··· DATA

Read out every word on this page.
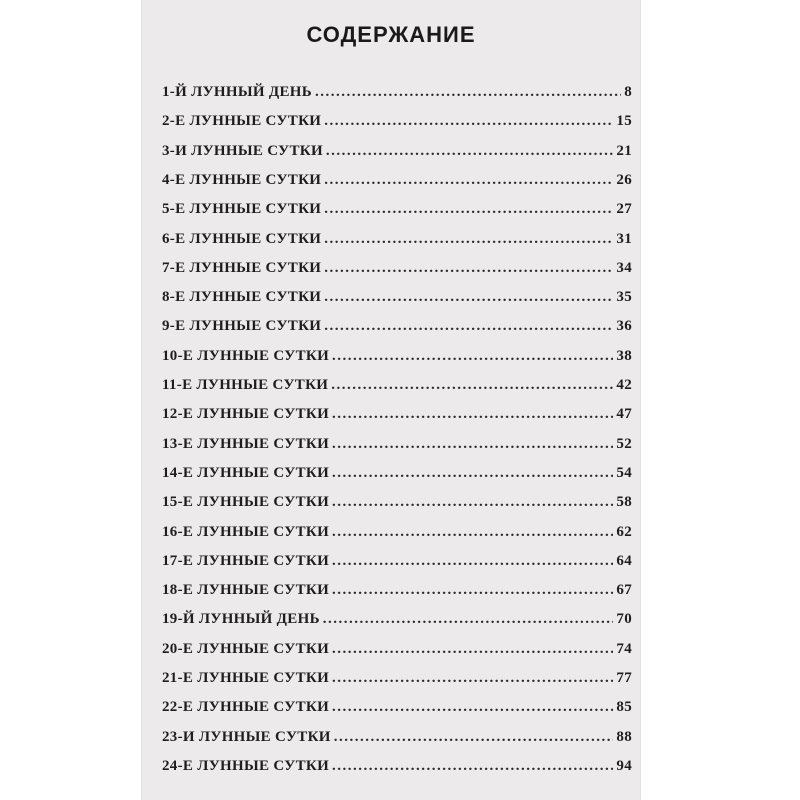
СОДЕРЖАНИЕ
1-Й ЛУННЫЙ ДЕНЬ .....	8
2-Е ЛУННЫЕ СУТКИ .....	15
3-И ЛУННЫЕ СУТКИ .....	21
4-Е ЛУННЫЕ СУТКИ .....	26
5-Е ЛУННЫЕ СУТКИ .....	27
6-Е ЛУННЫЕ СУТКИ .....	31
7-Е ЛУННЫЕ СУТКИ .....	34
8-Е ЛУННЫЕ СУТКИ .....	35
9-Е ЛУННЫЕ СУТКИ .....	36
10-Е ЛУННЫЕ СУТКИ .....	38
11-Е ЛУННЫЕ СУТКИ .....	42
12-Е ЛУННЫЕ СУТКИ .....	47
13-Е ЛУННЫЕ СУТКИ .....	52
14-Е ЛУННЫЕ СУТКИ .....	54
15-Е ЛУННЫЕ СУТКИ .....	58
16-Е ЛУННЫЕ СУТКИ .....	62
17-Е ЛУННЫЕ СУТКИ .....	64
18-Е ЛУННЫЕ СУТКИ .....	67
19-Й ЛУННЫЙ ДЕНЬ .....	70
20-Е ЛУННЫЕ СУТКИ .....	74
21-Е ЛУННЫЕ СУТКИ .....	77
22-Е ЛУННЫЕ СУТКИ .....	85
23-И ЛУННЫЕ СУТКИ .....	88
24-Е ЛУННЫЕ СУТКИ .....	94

······

Copy the records above exactly, omitting every picture.

Read out every word on this page.
СОДЕРЖАНИЕ
1-Й ЛУННЫЙ ДЕНЬ .....	8
2-Е ЛУННЫЕ СУТКИ .....	15
3-И ЛУННЫЕ СУТКИ .....	21
4-Е ЛУННЫЕ СУТКИ .....	26
5-Е ЛУННЫЕ СУТКИ .....	27
6-Е ЛУННЫЕ СУТКИ .....	31
7-Е ЛУННЫЕ СУТКИ .....	34
8-Е ЛУННЫЕ СУТКИ .....	35
9-Е ЛУННЫЕ СУТКИ .....	36
10-Е ЛУННЫЕ СУТКИ .....	38
11-Е ЛУННЫЕ СУТКИ .....	42
12-Е ЛУННЫЕ СУТКИ .....	47
13-Е ЛУННЫЕ СУТКИ .....	52
14-Е ЛУННЫЕ СУТКИ .....	54
15-Е ЛУННЫЕ СУТКИ .....	58
16-Е ЛУННЫЕ СУТКИ .....	62
17-Е ЛУННЫЕ СУТКИ .....	64
18-Е ЛУННЫЕ СУТКИ .....	67
19-Й ЛУННЫЙ ДЕНЬ .....	70
20-Е ЛУННЫЕ СУТКИ .....	74
21-Е ЛУННЫЕ СУТКИ .....	77
22-Е ЛУННЫЕ СУТКИ .....	85
23-И ЛУННЫЕ СУТКИ .....	88
24-Е ЛУННЫЕ СУТКИ .....	94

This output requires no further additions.